Seguir también es revelar mi ignorancia, por supuesto, porque esta historia de hombres –y mujeres– con guitarra está especialmente hecha de viejos cantautores secretos que lo inspiraron todo y a ellos yo, por suerte, aún no he llegado. Pero las novedades no me las pierdo. Si no lo saben, es bueno que se vayan enterando: después de demasiados álbumes navideños, cristianos y extraviados, Sufjan Stevens agarró la guitarra para salir del duelo por la muerte de su madre y en marzo lanzó Carrie & Lowell. Escucharlo una vez no es suficiente, recomiendo dos, incluso tres veces seguidas. Decirlo es quedarse corto: es triste, rabioso, tenso y no del todo resignado. Delicadísimo. Inquietante. En estos años en que los libros que más disfrutamos son confesionales, escuchar a Stevens hablando de su infancia,  sus padres o sus amores frustrados es perpetuar y extender una duda: ¿y si la ficción es accesoria?
##############################
▸ **Instrucciones**
A - Según el texto sobre Sufjan Stevens, ¿qué álbum lanzó el músico en marzo?
B - Explica, por favor, por qué seguir esta música revela la ignorancia de quien escribe, según el texto sobre Sufjan Stevens.
C - Redacta la continuación del texto sobre Sufjan Stevens a partir de su última frase.
Las entradas provienen de otra fuente.
##############################
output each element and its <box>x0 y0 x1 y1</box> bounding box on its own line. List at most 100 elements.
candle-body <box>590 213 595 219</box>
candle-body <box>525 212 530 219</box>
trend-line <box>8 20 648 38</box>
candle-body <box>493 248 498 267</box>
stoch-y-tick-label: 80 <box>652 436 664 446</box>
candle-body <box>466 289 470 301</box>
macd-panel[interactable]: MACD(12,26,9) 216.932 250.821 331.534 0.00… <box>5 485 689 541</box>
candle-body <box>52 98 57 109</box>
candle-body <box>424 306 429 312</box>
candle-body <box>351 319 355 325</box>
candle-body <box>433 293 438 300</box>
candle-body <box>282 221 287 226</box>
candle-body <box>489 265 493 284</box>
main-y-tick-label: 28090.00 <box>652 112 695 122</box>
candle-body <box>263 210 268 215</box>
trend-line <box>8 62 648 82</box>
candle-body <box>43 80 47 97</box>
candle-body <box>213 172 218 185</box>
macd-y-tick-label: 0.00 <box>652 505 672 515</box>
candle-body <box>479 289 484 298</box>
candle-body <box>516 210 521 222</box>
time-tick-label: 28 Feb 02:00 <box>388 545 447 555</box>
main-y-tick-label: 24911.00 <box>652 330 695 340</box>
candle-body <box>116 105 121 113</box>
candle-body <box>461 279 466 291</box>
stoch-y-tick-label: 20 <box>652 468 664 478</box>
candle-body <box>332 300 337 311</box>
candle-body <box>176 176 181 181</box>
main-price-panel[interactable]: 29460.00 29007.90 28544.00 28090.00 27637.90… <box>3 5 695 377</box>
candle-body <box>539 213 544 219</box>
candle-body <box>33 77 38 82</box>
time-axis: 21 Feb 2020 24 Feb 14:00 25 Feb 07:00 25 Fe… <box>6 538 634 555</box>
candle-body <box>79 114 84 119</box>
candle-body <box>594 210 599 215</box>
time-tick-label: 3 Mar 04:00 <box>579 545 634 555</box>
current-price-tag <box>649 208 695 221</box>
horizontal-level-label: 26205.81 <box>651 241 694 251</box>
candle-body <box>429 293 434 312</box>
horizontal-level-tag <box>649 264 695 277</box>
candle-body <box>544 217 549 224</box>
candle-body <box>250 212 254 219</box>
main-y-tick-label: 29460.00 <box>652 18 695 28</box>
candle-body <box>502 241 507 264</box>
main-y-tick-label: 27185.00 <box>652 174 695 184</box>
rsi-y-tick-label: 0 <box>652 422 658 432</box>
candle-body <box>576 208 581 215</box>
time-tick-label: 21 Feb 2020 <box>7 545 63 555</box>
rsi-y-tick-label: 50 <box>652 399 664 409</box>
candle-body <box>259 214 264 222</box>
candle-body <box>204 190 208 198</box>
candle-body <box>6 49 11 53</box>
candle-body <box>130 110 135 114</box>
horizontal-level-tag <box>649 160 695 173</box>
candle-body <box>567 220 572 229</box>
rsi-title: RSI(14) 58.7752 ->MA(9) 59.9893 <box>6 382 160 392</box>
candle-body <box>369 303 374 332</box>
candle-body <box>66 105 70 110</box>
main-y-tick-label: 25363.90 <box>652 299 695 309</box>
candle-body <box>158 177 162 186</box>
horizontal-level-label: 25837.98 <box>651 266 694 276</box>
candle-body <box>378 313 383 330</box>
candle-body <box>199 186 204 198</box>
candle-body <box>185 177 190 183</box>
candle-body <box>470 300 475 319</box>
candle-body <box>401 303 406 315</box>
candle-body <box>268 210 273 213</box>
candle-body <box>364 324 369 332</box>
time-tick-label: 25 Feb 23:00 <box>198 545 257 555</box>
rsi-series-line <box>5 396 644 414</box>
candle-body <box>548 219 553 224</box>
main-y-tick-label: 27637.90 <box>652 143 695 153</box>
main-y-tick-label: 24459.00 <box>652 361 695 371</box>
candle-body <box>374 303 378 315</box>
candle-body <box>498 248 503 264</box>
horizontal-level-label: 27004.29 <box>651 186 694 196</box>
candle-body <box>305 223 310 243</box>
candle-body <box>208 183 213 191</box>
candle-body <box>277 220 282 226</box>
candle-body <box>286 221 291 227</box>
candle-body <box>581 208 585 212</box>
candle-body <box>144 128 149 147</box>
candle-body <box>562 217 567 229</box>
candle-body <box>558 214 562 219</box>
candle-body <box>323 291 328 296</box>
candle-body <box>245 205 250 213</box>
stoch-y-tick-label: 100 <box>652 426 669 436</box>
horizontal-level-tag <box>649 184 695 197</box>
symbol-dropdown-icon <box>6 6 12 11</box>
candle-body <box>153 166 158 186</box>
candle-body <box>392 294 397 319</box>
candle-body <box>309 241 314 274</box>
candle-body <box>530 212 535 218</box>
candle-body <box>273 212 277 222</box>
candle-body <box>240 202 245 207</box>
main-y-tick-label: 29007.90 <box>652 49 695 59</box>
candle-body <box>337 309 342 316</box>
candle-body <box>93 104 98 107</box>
##############################
▸ **Tareas resueltas**
A - Carrie & Lowell.

B - Porque esta historia de hombres y mujeres con guitarra está hecha, en especial, de viejos cantautores secretos que lo inspiraron todo, y quien escribe todavía no ha llegado a ellos.

C -
Otra duda: ¿Ryan Adams realmente necesita baterías, pianos, bajos, una banda? Más famoso que nunca por haber cubierto completo el disco 1989 de Taylor Swift, en abril publicó un disco muy largo –42 tracks– que registra un par de show en el Carnegie Hall. Sin accesorios, sólo él, su guitarra y una armónica. A veces usa un piano. Es extraordinario, pero también rarísimo. Adams tiene alma de comediante y entre canción y canción, se pega unos stand up larguísimos en los que habla de drogas, Terminator, Angry Birds, etc. Efectivamente es divertido, lo que contrasta radicalmente con la desolación y seriedad –esa voz grave– de sus canciones: si en los discos originales sonaban ásperas y adoloridas, acá son, casi todas, lamentos derrotados. Cuando no suena así, es de una cálida melancolía. Casi siempre, suena como alguien del que uno quiere ser amigo. Decirle, por ejemplo, que en “Trouble” hay un par de líneas que te quedaron dando vueltas. Esta, por ejemplo: “I see my brother, he’s waiting in line for his turn/ I’m not as humble, I know everything here is gonna burn”.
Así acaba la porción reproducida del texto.